Where the word "ОТВti" occurs in a line, return that line.

↓↓↓

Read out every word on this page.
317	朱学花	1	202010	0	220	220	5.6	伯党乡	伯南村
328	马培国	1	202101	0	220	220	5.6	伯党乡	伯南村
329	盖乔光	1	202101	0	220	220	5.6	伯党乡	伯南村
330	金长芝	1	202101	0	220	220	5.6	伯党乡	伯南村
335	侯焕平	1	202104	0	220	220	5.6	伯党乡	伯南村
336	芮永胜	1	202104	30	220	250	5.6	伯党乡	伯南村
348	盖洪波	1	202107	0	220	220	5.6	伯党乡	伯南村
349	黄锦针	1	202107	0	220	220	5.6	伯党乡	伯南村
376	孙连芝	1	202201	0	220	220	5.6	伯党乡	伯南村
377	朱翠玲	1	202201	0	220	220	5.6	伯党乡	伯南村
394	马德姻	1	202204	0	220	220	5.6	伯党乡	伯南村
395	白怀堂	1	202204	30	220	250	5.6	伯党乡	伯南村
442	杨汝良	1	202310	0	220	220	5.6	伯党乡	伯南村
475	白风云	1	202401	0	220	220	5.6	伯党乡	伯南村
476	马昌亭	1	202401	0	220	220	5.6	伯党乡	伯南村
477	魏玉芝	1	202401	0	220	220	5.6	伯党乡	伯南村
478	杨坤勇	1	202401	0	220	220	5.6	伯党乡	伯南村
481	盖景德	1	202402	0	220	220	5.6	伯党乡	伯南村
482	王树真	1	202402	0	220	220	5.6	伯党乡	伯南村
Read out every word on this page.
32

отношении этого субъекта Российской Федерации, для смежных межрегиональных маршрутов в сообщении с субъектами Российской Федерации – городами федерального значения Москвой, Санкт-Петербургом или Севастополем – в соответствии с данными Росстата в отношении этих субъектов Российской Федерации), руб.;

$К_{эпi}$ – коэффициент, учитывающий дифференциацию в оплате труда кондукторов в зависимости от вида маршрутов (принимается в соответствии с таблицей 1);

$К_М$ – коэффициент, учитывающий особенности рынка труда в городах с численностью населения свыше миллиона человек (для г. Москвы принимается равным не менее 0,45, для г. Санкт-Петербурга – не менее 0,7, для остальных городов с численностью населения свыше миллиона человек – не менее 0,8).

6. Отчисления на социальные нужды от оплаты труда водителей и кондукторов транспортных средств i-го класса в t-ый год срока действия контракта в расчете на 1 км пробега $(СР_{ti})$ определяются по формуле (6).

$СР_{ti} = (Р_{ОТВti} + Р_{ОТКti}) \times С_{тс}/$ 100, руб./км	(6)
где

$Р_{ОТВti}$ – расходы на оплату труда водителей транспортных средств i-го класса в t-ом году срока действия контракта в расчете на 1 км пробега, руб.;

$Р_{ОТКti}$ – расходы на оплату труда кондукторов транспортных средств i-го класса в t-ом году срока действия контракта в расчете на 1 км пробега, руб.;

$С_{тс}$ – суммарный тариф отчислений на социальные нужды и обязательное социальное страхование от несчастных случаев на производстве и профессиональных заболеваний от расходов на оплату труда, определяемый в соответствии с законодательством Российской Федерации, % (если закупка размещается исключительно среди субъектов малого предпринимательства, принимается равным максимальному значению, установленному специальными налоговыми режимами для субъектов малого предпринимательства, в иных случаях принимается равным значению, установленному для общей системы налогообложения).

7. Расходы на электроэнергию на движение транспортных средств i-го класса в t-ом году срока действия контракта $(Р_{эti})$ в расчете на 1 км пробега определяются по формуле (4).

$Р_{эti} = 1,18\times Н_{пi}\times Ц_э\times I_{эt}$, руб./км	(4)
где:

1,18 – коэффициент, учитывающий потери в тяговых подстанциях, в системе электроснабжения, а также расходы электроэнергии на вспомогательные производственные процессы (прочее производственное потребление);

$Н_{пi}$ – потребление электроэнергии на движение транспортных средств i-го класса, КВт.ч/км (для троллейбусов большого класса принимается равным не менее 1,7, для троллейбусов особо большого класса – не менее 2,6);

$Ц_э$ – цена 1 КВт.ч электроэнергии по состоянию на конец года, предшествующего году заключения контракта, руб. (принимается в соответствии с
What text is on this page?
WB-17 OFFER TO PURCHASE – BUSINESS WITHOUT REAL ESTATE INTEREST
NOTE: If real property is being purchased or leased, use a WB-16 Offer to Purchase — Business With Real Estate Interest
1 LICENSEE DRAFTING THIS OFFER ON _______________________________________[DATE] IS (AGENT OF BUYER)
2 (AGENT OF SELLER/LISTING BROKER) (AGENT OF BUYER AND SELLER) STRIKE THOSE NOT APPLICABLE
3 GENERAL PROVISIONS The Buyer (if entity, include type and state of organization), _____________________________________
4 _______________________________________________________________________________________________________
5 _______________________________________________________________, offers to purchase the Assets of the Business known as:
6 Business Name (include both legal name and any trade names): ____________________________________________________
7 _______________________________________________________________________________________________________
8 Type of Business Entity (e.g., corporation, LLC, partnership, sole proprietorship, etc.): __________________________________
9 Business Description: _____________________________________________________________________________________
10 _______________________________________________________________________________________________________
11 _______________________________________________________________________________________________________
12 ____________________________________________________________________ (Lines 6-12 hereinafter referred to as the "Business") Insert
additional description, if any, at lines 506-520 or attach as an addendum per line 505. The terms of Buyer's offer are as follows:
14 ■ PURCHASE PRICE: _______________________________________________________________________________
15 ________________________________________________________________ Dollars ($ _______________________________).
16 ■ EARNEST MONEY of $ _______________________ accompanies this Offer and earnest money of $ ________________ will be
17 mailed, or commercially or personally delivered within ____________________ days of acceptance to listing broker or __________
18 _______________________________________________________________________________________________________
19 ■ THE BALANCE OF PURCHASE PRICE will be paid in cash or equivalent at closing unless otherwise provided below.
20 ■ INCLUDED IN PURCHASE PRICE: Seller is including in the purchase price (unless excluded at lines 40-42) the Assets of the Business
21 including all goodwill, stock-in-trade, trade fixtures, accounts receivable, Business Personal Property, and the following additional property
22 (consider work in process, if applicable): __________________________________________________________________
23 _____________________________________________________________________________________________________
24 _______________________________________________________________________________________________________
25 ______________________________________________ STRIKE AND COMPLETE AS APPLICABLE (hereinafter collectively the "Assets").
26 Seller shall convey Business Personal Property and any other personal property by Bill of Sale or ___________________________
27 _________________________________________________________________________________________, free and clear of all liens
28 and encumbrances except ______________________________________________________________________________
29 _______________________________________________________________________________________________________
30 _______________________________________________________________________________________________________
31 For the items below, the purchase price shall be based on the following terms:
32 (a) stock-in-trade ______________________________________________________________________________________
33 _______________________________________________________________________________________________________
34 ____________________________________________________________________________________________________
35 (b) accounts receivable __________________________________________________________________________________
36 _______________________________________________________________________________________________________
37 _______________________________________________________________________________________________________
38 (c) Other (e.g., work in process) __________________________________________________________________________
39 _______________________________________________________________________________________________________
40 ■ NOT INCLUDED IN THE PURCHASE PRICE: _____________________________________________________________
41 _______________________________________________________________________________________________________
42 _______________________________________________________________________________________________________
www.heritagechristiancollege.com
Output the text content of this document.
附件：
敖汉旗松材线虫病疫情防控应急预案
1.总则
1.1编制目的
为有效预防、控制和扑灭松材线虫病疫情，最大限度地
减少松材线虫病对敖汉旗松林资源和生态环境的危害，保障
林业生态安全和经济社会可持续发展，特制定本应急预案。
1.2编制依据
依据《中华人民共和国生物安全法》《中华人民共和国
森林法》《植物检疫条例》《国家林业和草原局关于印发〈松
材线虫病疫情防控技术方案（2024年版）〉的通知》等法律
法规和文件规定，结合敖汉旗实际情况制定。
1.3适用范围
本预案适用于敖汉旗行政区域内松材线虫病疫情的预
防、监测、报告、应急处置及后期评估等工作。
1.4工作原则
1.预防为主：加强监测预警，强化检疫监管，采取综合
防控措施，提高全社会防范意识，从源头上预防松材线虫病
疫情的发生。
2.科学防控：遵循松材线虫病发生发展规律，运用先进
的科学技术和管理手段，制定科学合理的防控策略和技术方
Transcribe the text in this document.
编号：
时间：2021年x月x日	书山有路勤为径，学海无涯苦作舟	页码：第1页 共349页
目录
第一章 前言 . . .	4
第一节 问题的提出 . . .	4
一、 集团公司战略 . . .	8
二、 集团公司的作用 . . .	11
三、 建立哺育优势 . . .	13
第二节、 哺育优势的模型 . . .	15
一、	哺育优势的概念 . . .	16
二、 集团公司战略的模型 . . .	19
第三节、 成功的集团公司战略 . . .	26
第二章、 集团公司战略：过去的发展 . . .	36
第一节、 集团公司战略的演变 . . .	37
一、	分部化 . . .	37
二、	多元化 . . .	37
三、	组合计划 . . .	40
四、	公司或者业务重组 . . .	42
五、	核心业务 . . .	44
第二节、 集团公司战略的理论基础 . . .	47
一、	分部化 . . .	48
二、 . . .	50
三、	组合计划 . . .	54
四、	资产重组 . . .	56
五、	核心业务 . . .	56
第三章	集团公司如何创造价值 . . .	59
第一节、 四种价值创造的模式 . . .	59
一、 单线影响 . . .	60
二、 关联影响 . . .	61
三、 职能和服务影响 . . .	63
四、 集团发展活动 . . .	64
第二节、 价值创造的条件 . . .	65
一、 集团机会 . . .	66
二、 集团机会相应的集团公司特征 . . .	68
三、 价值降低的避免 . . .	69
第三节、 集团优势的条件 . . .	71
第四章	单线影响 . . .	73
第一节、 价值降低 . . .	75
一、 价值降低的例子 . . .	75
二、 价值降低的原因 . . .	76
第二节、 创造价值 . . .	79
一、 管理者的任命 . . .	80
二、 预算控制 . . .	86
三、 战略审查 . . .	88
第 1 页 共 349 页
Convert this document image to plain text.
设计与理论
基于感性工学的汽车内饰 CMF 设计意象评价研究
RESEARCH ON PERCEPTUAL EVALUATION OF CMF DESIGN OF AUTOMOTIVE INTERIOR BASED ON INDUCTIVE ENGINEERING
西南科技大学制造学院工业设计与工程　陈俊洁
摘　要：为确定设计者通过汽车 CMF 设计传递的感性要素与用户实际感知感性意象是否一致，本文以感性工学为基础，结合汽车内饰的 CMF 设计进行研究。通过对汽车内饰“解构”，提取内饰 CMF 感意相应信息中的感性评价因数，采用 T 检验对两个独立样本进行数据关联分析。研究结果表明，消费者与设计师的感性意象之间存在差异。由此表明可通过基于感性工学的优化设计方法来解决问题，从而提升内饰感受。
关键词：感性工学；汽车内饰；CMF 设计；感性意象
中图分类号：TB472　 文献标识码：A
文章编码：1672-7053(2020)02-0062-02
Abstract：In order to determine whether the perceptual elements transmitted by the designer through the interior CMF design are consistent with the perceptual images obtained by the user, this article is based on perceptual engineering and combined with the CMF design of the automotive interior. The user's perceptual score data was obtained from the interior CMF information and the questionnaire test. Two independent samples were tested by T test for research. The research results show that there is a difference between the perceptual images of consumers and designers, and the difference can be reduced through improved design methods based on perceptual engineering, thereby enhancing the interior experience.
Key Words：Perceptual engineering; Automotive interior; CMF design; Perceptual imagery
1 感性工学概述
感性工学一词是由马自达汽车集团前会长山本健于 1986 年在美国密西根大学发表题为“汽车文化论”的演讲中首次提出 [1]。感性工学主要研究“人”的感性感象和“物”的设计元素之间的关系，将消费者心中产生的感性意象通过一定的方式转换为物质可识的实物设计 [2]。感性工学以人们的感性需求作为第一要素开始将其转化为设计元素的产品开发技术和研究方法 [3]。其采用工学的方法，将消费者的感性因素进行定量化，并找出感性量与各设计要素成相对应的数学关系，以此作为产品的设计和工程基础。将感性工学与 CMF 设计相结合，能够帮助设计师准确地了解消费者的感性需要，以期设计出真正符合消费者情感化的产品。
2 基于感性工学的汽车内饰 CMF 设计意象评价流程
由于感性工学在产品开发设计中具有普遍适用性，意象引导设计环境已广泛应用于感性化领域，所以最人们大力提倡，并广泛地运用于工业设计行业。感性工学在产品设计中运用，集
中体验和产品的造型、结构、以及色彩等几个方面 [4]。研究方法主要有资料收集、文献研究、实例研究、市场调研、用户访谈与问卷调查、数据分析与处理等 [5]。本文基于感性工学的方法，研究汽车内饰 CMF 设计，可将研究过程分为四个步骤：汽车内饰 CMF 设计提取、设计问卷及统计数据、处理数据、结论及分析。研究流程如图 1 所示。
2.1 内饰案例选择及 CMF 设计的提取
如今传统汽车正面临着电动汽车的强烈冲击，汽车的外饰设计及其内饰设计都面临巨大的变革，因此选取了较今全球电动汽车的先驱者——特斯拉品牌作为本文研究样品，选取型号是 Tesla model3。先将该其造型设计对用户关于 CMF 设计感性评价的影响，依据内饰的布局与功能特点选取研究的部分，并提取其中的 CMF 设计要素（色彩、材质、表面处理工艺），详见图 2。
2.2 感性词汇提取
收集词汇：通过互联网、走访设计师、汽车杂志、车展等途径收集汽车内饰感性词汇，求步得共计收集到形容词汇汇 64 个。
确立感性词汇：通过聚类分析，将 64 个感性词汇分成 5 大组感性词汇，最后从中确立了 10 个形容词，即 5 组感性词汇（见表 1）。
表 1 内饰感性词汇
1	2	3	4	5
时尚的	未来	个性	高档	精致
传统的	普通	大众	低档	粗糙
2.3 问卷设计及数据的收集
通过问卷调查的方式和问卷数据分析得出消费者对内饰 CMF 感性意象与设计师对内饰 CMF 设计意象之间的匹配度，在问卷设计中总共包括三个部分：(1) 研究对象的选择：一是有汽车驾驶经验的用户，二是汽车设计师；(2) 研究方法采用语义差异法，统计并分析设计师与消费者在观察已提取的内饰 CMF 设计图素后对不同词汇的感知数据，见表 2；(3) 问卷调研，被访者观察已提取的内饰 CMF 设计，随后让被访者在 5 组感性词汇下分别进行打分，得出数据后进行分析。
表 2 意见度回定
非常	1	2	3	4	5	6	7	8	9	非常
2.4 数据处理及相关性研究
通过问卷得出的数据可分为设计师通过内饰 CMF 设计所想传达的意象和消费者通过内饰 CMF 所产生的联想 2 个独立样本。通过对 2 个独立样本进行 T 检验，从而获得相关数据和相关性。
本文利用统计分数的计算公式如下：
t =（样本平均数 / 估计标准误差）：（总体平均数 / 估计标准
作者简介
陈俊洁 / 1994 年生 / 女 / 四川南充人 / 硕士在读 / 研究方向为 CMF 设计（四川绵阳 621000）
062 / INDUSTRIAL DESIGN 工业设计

↑↑↑

• **The completed task**:
$СР_{ti} = (Р_{ОТВti} + Р_{ОТКti}) \times С_{тс}/$ 100, руб./км	(6)
$Р_{ОТВti}$ – расходы на оплату труда водителей транспортных средств i-го класса в t-ом году срока действия контракта в расчете на 1 км пробега, руб.;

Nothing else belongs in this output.